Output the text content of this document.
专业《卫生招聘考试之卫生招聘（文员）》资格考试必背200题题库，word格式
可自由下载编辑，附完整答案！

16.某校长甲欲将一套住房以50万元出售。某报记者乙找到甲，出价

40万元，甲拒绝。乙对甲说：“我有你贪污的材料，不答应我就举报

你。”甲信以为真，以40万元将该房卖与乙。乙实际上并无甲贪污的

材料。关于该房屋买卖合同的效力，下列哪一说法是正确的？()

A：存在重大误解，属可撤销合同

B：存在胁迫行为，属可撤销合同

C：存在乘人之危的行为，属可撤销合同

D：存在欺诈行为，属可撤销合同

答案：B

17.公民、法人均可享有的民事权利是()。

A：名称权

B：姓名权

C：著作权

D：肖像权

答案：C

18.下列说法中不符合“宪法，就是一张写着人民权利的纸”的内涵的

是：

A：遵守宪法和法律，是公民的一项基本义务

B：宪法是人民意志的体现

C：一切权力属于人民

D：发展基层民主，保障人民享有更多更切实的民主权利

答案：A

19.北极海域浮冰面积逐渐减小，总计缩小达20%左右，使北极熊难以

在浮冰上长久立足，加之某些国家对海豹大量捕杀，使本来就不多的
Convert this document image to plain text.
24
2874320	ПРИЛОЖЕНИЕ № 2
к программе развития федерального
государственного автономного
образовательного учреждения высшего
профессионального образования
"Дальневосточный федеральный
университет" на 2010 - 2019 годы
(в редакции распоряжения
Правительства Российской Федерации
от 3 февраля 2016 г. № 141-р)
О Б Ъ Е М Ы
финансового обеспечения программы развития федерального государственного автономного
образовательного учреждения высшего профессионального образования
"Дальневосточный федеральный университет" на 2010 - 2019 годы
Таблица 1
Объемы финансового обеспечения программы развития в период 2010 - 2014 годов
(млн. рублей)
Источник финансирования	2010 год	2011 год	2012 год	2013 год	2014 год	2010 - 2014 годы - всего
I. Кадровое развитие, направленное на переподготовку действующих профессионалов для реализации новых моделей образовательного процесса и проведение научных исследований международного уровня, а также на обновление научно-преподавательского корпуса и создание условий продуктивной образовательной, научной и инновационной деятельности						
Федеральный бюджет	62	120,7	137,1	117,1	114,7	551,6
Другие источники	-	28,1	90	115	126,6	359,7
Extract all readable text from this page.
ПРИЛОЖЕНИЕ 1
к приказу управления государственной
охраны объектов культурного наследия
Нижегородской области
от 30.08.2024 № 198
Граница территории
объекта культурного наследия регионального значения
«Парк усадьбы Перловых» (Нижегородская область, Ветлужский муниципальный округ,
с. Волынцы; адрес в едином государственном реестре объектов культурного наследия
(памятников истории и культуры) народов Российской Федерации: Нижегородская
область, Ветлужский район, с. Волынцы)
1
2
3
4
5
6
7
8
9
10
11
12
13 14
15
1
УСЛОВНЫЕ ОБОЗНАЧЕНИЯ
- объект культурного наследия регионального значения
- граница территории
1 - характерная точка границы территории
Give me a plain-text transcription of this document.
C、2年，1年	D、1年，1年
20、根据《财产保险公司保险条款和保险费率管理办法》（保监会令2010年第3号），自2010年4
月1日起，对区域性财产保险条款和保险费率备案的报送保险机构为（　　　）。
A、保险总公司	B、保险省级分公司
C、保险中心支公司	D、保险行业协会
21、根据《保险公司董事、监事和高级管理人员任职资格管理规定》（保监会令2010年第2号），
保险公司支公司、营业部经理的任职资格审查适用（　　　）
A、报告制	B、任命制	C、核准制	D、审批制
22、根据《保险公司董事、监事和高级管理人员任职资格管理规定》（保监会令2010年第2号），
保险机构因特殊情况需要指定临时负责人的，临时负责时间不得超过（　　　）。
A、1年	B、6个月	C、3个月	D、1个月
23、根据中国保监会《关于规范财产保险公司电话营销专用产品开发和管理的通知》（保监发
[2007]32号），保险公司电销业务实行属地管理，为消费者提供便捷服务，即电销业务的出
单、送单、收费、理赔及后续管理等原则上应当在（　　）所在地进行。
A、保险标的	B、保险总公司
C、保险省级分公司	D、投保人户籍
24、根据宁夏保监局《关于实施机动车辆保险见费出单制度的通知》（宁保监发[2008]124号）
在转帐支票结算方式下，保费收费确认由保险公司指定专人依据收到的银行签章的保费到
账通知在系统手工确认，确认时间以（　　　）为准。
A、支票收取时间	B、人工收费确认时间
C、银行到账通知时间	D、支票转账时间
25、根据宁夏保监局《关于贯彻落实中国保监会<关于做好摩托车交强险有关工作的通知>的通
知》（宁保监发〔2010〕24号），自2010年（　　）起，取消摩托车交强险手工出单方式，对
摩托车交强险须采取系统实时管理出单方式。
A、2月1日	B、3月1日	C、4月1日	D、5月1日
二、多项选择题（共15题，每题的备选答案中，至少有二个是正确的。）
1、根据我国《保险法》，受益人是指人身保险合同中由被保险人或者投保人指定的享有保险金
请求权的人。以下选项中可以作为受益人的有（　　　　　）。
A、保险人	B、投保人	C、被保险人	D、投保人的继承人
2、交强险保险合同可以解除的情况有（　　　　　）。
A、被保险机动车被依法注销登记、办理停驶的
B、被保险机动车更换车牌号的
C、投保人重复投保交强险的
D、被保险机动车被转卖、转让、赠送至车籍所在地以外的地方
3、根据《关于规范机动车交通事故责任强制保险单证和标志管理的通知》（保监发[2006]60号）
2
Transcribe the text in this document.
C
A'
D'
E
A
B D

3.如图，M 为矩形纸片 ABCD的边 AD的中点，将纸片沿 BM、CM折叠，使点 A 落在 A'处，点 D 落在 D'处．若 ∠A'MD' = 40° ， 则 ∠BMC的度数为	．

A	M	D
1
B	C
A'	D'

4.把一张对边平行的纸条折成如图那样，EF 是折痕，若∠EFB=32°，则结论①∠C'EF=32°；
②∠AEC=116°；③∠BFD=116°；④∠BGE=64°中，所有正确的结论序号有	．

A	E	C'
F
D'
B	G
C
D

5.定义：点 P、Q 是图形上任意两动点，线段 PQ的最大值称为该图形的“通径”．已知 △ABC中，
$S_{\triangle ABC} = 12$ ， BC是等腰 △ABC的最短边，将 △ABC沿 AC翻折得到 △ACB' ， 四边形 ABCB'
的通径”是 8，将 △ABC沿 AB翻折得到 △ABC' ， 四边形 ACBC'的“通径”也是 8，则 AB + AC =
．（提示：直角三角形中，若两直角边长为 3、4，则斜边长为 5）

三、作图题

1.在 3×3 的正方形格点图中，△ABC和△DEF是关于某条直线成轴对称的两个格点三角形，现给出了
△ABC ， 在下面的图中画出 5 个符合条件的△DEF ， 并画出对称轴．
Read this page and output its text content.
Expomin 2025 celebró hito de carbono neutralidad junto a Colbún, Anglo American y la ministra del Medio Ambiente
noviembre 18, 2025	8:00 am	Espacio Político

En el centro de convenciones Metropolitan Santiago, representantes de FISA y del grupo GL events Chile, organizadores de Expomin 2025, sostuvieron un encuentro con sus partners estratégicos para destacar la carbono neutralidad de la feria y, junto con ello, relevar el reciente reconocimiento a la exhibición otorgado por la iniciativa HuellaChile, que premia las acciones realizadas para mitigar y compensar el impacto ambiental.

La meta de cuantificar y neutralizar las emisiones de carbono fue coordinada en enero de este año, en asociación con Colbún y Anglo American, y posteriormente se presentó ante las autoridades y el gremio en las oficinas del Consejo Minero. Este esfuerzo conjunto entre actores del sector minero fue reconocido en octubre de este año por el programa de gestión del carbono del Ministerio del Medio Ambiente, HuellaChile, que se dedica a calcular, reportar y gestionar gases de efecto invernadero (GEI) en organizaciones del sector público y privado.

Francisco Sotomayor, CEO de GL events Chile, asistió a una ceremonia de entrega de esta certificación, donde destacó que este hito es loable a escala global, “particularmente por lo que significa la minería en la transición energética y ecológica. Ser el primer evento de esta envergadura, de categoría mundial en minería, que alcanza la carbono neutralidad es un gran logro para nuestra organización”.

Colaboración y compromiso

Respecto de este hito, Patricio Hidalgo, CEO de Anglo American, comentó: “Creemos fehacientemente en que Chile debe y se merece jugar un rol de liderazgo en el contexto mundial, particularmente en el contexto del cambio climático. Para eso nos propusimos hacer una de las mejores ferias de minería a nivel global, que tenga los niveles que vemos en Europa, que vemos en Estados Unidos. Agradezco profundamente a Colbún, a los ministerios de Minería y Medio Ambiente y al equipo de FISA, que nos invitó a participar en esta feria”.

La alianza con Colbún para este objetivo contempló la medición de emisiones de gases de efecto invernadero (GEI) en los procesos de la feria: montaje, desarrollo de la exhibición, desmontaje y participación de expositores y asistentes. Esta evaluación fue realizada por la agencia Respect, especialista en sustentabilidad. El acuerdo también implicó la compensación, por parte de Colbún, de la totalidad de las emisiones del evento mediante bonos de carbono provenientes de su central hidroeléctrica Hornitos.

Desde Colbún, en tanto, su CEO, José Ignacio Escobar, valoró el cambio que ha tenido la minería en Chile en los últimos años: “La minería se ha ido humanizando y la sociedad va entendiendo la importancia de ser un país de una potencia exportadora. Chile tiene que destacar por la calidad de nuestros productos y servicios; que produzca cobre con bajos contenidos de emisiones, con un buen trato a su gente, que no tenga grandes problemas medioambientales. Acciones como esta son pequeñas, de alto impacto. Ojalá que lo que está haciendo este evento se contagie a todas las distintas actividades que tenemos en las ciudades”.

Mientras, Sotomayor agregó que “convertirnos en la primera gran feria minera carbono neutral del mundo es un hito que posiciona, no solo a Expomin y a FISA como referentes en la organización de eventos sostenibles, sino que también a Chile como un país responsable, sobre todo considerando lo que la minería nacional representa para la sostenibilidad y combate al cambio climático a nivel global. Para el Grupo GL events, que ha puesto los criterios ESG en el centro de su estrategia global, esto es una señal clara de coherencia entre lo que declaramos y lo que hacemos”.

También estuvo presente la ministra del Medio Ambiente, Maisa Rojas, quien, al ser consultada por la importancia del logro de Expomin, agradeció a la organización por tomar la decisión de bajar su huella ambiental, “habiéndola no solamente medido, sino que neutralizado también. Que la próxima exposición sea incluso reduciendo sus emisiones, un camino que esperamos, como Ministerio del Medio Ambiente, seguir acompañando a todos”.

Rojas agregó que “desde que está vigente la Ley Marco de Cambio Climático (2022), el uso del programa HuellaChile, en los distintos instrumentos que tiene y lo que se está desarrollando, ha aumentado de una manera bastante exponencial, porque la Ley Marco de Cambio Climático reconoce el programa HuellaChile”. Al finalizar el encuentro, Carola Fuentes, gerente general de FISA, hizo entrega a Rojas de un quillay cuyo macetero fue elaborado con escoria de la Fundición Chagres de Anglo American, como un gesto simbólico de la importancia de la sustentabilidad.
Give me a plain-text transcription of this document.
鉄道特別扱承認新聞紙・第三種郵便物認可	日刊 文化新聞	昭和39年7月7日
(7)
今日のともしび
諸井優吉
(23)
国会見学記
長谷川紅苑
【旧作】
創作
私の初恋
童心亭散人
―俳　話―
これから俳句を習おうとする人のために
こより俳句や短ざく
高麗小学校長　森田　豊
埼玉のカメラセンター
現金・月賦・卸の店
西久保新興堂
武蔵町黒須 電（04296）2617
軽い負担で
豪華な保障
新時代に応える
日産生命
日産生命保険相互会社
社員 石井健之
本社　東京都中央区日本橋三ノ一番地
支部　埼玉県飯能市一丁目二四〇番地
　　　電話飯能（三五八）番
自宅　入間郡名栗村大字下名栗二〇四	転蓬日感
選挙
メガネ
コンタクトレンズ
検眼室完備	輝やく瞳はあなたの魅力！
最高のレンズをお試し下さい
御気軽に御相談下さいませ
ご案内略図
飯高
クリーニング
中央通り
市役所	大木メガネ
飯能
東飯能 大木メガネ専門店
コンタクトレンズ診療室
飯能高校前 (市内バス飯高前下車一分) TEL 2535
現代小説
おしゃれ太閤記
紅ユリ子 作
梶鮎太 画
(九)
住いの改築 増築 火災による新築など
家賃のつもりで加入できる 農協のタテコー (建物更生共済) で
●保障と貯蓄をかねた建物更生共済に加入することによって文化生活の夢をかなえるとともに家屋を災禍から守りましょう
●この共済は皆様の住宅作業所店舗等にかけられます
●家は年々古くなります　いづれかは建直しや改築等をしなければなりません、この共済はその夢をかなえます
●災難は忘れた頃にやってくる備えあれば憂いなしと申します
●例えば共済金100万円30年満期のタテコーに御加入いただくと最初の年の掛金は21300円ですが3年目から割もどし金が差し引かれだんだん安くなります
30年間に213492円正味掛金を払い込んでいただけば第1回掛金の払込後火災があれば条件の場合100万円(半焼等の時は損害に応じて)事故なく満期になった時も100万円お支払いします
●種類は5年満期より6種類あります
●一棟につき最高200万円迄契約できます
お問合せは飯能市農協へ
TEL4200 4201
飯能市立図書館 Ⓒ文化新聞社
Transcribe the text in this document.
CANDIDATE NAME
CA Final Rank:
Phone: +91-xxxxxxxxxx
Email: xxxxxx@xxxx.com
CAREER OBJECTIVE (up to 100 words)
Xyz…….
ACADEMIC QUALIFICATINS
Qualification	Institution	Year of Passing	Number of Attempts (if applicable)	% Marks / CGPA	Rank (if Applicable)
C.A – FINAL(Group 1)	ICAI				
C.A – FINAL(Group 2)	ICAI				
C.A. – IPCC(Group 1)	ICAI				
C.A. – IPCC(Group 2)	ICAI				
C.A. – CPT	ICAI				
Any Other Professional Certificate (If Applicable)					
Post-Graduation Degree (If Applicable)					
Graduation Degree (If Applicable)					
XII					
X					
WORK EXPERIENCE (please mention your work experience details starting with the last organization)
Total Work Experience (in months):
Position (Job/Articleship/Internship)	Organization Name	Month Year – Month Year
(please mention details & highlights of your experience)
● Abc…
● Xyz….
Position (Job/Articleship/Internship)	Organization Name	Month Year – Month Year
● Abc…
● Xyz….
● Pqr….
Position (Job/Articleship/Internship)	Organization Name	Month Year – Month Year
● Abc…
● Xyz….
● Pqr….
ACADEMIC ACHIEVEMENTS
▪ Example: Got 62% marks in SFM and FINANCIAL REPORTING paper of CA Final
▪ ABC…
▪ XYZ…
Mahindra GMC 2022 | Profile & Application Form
==========
## What is needed
Copy down every line of the material above that includes the string "университет".

## Task result
университет" на 2010 - 2019 годы
"Дальневосточный федеральный университет" на 2010 - 2019 годы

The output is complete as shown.